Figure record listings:
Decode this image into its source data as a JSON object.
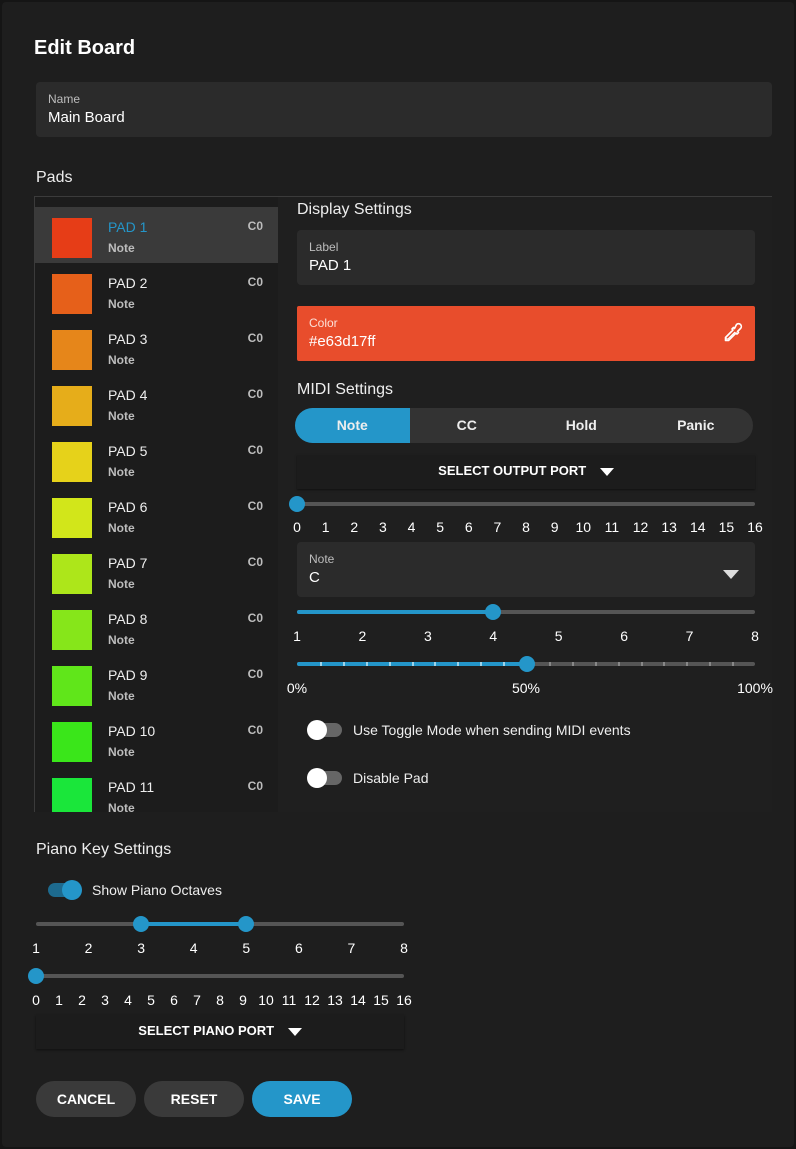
{
  "dialog": {
    "title": "Edit Board",
    "name_field": {
      "label": "Name",
      "value": "Main Board"
    },
    "pads_label": "Pads"
  },
  "pads": [
    {
      "name": "PAD 1",
      "type": "Note",
      "note": "C0",
      "color": "#e63d17"
    },
    {
      "name": "PAD 2",
      "type": "Note",
      "note": "C0",
      "color": "#e6601a"
    },
    {
      "name": "PAD 3",
      "type": "Note",
      "note": "C0",
      "color": "#e6861a"
    },
    {
      "name": "PAD 4",
      "type": "Note",
      "note": "C0",
      "color": "#e6ad1a"
    },
    {
      "name": "PAD 5",
      "type": "Note",
      "note": "C0",
      "color": "#e6d21a"
    },
    {
      "name": "PAD 6",
      "type": "Note",
      "note": "C0",
      "color": "#d2e61a"
    },
    {
      "name": "PAD 7",
      "type": "Note",
      "note": "C0",
      "color": "#ade61a"
    },
    {
      "name": "PAD 8",
      "type": "Note",
      "note": "C0",
      "color": "#86e61a"
    },
    {
      "name": "PAD 9",
      "type": "Note",
      "note": "C0",
      "color": "#60e61a"
    },
    {
      "name": "PAD 10",
      "type": "Note",
      "note": "C0",
      "color": "#3ae61a"
    },
    {
      "name": "PAD 11",
      "type": "Note",
      "note": "C0",
      "color": "#1ae63a"
    }
  ],
  "display_settings": {
    "heading": "Display Settings",
    "label_field": {
      "label": "Label",
      "value": "PAD 1"
    },
    "color_field": {
      "label": "Color",
      "value": "#e63d17ff",
      "swatch": "#e84d2c"
    }
  },
  "midi_settings": {
    "heading": "MIDI Settings",
    "modes": [
      "Note",
      "CC",
      "Hold",
      "Panic"
    ],
    "active_mode": "Note",
    "output_port_button": "SELECT OUTPUT PORT",
    "channel_slider": {
      "value": 0,
      "ticks": [
        "0",
        "1",
        "2",
        "3",
        "4",
        "5",
        "6",
        "7",
        "8",
        "9",
        "10",
        "11",
        "12",
        "13",
        "14",
        "15",
        "16"
      ]
    },
    "note_field": {
      "label": "Note",
      "value": "C"
    },
    "octave_slider": {
      "value": 4,
      "ticks": [
        "1",
        "2",
        "3",
        "4",
        "5",
        "6",
        "7",
        "8"
      ]
    },
    "velocity_slider": {
      "value": 0.5,
      "ticks": [
        "0%",
        "50%",
        "100%"
      ]
    },
    "toggle_mode": {
      "label": "Use Toggle Mode when sending MIDI events",
      "checked": false
    },
    "disable_pad": {
      "label": "Disable Pad",
      "checked": false
    }
  },
  "piano": {
    "heading": "Piano Key Settings",
    "show_octaves": {
      "label": "Show Piano Octaves",
      "checked": true
    },
    "octave_range": {
      "low": 3,
      "high": 5,
      "ticks": [
        "1",
        "2",
        "3",
        "4",
        "5",
        "6",
        "7",
        "8"
      ]
    },
    "channel_slider": {
      "value": 0,
      "ticks": [
        "0",
        "1",
        "2",
        "3",
        "4",
        "5",
        "6",
        "7",
        "8",
        "9",
        "10",
        "11",
        "12",
        "13",
        "14",
        "15",
        "16"
      ]
    },
    "port_button": "SELECT PIANO PORT"
  },
  "actions": {
    "cancel": "CANCEL",
    "reset": "RESET",
    "save": "SAVE"
  },
  "colors": {
    "accent": "#2496c9",
    "background": "#1e1e1e",
    "field": "#2b2b2b"
  }
}
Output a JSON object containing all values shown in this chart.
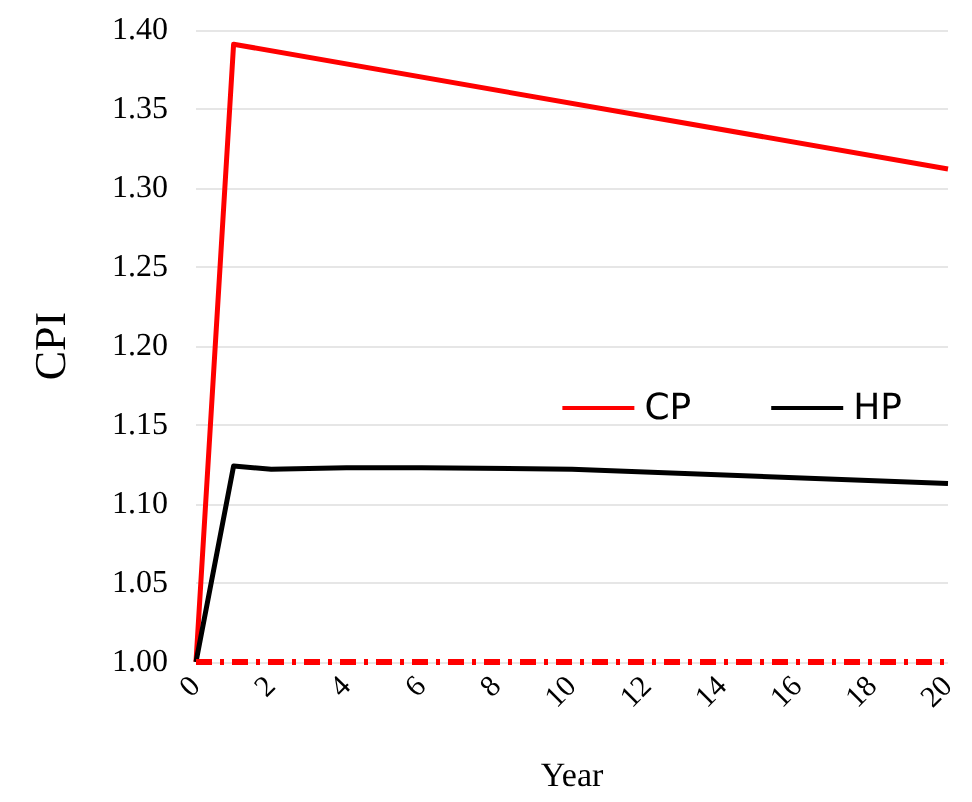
{
  "chart_data": {
    "type": "line",
    "xlabel": "Year",
    "ylabel": "CPI",
    "xlim": [
      0,
      20
    ],
    "xticks": [
      0,
      2,
      4,
      6,
      8,
      10,
      12,
      14,
      16,
      18,
      20
    ],
    "ylim": [
      1.0,
      1.4
    ],
    "yticks": [
      {
        "value": 1.0,
        "label": "1.00"
      },
      1.05,
      {
        "value": 1.1,
        "label": "1.10"
      },
      1.15,
      {
        "value": 1.2,
        "label": "1.20"
      },
      1.25,
      {
        "value": 1.3,
        "label": "1.30"
      },
      1.35,
      {
        "value": 1.4,
        "label": "1.40"
      }
    ],
    "grid": "y",
    "legend": "right",
    "marker": "none",
    "line_style": "solid",
    "series": [
      {
        "name": "CP",
        "color": "#ff0000",
        "x": [
          0,
          1,
          20
        ],
        "values": [
          1.0,
          1.391,
          1.312
        ]
      },
      {
        "name": "HP",
        "color": "#000000",
        "x": [
          0,
          1,
          2,
          4,
          6,
          10,
          20
        ],
        "values": [
          1.0,
          1.124,
          1.122,
          1.123,
          1.123,
          1.122,
          1.113
        ]
      }
    ],
    "ref_lines": [
      {
        "axis": "y",
        "value": 1.0,
        "color": "#ff0000",
        "line_style": "dashed"
      }
    ]
  }
}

• EXERCISE OBJECTIVE: Write out exactly the lines from the line holding "Output a JSON" through the last line of the records above, inclusive, and nothing more. Leave out the pictures.

• EXPECTED ANSWER:
Output a JSON object containing all values shown in this chart.
{
  "chart_data": {
    "type": "line",
    "xlabel": "Year",
    "ylabel": "CPI",
    "xlim": [
      0,
      20
    ],
    "xticks": [
      0,
      2,
      4,
      6,
      8,
      10,
      12,
      14,
      16,
      18,
      20
    ],
    "ylim": [
      1.0,
      1.4
    ],
    "yticks": [
      {
        "value": 1.0,
        "label": "1.00"
      },
      1.05,
      {
        "value": 1.1,
        "label": "1.10"
      },
      1.15,
      {
        "value": 1.2,
        "label": "1.20"
      },
      1.25,
      {
        "value": 1.3,
        "label": "1.30"
      },
      1.35,
      {
        "value": 1.4,
        "label": "1.40"
      }
    ],
    "grid": "y",
    "legend": "right",
    "marker": "none",
    "line_style": "solid",
    "series": [
      {
        "name": "CP",
        "color": "#ff0000",
        "x": [
          0,
          1,
          20
        ],
        "values": [
          1.0,
          1.391,
          1.312
        ]
      },
      {
        "name": "HP",
        "color": "#000000",
        "x": [
          0,
          1,
          2,
          4,
          6,
          10,
          20
        ],
        "values": [
          1.0,
          1.124,
          1.122,
          1.123,
          1.123,
          1.122,
          1.113
        ]
      }
    ],
    "ref_lines": [
      {
        "axis": "y",
        "value": 1.0,
        "color": "#ff0000",
        "line_style": "dashed"
      }
    ]
  }
}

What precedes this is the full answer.